_STATED PROBLEM_. Count every line that has "помещений" in it and give the total, nothing more.

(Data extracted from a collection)
########
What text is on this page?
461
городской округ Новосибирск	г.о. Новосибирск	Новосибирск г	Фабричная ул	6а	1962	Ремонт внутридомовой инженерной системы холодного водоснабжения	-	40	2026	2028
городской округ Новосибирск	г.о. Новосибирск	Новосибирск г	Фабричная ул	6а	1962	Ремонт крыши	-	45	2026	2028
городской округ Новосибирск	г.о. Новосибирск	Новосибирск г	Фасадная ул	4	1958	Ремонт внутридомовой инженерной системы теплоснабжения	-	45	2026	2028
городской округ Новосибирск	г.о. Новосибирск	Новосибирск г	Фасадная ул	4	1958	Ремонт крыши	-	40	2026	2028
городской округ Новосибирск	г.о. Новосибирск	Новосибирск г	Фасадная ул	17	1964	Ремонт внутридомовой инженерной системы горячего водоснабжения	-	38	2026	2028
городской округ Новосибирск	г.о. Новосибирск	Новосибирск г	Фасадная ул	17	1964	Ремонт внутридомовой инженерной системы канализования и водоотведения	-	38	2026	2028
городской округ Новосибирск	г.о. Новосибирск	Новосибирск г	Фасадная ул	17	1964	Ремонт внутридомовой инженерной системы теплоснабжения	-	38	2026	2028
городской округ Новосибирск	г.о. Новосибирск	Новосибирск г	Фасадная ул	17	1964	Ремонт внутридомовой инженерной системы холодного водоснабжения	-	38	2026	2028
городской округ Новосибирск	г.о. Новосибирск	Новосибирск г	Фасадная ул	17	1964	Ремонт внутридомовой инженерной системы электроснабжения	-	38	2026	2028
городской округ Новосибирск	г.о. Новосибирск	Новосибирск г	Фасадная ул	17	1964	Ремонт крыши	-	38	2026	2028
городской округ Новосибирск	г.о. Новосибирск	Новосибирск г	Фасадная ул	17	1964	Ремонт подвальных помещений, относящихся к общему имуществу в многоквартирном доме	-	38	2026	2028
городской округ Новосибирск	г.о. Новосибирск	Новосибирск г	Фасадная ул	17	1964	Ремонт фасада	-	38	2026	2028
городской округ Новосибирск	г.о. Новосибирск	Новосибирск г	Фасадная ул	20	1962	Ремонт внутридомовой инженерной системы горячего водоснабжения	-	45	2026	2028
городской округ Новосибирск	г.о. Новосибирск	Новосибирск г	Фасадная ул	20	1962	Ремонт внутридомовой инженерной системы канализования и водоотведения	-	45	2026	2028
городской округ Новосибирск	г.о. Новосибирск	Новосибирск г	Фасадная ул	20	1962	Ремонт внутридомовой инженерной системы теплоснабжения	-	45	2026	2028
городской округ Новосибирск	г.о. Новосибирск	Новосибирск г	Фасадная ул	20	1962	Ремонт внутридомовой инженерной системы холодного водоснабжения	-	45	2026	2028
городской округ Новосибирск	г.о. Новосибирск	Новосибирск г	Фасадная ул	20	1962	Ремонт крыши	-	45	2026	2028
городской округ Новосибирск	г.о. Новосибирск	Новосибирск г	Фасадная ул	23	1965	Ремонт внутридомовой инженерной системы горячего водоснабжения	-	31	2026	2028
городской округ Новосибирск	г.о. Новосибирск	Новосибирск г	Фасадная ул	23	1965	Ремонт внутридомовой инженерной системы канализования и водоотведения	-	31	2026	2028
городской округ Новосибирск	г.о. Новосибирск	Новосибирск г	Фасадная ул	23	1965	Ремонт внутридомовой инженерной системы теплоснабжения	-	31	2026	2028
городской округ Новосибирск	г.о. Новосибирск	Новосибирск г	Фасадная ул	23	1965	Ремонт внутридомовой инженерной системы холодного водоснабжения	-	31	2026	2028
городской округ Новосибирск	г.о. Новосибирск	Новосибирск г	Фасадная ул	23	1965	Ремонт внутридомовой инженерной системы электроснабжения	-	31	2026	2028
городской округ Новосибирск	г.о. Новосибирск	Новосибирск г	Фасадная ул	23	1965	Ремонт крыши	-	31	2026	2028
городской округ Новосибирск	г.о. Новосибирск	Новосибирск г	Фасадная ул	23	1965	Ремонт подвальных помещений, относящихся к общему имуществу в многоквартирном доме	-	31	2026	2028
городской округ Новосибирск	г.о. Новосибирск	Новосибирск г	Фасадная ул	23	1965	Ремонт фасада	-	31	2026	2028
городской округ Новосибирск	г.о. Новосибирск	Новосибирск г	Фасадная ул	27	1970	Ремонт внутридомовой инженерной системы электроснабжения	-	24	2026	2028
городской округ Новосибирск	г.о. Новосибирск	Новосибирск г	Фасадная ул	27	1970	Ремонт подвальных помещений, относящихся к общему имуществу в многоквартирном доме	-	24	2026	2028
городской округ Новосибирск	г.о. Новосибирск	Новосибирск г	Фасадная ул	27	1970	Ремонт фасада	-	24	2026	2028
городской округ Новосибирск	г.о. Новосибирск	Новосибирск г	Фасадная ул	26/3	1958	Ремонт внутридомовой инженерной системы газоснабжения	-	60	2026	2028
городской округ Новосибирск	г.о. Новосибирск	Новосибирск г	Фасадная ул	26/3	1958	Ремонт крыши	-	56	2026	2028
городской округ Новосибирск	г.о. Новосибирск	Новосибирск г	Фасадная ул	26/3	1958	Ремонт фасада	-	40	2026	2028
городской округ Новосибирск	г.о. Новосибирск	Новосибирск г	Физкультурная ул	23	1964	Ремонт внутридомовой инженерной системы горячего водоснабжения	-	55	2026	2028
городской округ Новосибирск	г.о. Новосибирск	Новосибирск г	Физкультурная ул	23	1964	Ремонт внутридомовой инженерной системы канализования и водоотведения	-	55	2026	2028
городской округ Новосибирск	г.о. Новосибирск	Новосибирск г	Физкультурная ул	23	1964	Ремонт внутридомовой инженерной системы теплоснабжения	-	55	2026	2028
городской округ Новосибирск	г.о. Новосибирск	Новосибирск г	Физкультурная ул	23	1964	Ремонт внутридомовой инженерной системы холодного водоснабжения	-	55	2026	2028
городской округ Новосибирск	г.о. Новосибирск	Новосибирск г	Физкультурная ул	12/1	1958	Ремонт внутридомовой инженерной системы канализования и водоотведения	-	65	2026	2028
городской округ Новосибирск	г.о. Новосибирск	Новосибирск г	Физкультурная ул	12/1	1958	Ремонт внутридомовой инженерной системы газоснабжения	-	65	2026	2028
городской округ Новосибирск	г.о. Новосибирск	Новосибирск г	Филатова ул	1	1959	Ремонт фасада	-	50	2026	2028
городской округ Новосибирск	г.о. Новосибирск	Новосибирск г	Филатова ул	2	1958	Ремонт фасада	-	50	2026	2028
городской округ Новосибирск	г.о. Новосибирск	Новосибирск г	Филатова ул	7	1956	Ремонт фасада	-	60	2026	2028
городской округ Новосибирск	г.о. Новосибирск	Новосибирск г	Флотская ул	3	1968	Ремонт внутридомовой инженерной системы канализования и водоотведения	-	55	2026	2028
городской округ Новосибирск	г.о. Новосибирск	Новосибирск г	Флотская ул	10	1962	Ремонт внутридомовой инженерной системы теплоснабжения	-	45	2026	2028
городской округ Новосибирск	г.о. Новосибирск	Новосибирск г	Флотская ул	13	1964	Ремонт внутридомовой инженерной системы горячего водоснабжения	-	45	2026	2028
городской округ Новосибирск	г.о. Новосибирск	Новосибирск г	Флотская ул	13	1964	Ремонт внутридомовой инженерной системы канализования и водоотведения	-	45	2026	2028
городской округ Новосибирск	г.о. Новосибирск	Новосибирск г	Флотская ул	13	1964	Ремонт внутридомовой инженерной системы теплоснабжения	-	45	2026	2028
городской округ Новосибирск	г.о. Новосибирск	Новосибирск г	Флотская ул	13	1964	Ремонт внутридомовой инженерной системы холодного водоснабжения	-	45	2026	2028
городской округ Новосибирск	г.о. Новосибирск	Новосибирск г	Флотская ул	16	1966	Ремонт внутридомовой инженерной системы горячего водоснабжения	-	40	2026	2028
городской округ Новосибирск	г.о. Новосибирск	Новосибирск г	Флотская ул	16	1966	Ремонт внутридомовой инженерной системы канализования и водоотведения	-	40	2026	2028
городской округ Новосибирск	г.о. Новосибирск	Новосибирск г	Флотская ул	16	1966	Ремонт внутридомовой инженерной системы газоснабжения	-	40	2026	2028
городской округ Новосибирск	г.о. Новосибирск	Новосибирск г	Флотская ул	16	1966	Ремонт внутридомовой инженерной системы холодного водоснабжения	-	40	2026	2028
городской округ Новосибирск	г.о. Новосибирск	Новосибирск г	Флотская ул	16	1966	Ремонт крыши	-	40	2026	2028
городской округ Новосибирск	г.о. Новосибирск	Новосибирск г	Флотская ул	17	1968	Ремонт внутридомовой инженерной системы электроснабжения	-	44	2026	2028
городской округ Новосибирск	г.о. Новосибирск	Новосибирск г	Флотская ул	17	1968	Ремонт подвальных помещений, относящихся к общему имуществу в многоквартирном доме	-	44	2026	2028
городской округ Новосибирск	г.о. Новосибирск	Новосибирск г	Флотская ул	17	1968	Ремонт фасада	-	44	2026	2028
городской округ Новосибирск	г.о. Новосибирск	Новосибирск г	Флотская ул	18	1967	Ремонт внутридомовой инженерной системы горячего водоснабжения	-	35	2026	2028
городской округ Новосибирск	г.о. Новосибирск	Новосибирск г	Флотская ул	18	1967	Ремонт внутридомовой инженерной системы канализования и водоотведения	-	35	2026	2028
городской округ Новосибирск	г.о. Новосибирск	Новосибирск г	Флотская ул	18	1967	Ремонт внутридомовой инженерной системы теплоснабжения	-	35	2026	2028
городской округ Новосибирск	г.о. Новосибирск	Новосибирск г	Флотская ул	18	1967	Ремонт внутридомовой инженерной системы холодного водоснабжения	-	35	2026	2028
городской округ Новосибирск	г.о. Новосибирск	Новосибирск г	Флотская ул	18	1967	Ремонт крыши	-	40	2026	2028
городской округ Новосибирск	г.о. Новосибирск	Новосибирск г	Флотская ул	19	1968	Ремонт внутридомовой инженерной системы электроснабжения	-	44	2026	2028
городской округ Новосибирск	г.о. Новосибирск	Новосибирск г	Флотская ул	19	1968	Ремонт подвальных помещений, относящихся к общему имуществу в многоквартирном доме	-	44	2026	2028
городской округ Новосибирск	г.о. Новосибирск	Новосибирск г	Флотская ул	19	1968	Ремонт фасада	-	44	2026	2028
########
_EXERCISE OUTPUT_. 5